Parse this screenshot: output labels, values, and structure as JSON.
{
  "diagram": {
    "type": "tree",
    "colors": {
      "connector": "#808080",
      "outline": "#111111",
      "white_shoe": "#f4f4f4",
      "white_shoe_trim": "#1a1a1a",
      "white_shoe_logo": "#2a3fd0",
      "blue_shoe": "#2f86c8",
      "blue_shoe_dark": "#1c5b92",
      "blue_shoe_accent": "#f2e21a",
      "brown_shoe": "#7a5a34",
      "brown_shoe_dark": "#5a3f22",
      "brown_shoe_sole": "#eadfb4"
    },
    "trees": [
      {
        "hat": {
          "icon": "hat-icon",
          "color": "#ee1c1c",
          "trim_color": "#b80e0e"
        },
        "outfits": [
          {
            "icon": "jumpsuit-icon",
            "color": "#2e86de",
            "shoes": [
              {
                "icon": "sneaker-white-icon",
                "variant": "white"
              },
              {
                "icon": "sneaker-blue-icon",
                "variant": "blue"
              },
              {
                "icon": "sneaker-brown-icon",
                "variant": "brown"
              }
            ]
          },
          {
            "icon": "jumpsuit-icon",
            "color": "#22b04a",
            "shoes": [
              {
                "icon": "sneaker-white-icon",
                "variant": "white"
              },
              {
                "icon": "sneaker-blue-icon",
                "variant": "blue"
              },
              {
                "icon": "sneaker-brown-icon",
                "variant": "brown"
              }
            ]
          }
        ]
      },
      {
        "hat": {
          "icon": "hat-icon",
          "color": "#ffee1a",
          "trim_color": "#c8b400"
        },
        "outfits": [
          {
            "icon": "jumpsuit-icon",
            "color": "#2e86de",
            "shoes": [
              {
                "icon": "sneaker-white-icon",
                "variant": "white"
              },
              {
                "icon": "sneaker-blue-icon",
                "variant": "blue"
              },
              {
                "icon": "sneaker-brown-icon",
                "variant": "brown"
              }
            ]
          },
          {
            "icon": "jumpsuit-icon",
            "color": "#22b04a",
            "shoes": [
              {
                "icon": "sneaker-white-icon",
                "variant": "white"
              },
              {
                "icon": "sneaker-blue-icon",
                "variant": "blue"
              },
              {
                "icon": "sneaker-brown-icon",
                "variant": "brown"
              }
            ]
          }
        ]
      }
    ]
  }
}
- - - - -
[Directions]: Make a verbatim copy of every entry shown above.

[Full response]:
Parse this screenshot: output labels, values, and structure as JSON.
{
  "diagram": {
    "type": "tree",
    "colors": {
      "connector": "#808080",
      "outline": "#111111",
      "white_shoe": "#f4f4f4",
      "white_shoe_trim": "#1a1a1a",
      "white_shoe_logo": "#2a3fd0",
      "blue_shoe": "#2f86c8",
      "blue_shoe_dark": "#1c5b92",
      "blue_shoe_accent": "#f2e21a",
      "brown_shoe": "#7a5a34",
      "brown_shoe_dark": "#5a3f22",
      "brown_shoe_sole": "#eadfb4"
    },
    "trees": [
      {
        "hat": {
          "icon": "hat-icon",
          "color": "#ee1c1c",
          "trim_color": "#b80e0e"
        },
        "outfits": [
          {
            "icon": "jumpsuit-icon",
            "color": "#2e86de",
            "shoes": [
              {
                "icon": "sneaker-white-icon",
                "variant": "white"
              },
              {
                "icon": "sneaker-blue-icon",
                "variant": "blue"
              },
              {
                "icon": "sneaker-brown-icon",
                "variant": "brown"
              }
            ]
          },
          {
            "icon": "jumpsuit-icon",
            "color": "#22b04a",
            "shoes": [
              {
                "icon": "sneaker-white-icon",
                "variant": "white"
              },
              {
                "icon": "sneaker-blue-icon",
                "variant": "blue"
              },
              {
                "icon": "sneaker-brown-icon",
                "variant": "brown"
              }
            ]
          }
        ]
      },
      {
        "hat": {
          "icon": "hat-icon",
          "color": "#ffee1a",
          "trim_color": "#c8b400"
        },
        "outfits": [
          {
            "icon": "jumpsuit-icon",
            "color": "#2e86de",
            "shoes": [
              {
                "icon": "sneaker-white-icon",
                "variant": "white"
              },
              {
                "icon": "sneaker-blue-icon",
                "variant": "blue"
              },
              {
                "icon": "sneaker-brown-icon",
                "variant": "brown"
              }
            ]
          },
          {
            "icon": "jumpsuit-icon",
            "color": "#22b04a",
            "shoes": [
              {
                "icon": "sneaker-white-icon",
                "variant": "white"
              },
              {
                "icon": "sneaker-blue-icon",
                "variant": "blue"
              },
              {
                "icon": "sneaker-brown-icon",
                "variant": "brown"
              }
            ]
          }
        ]
      }
    ]
  }
}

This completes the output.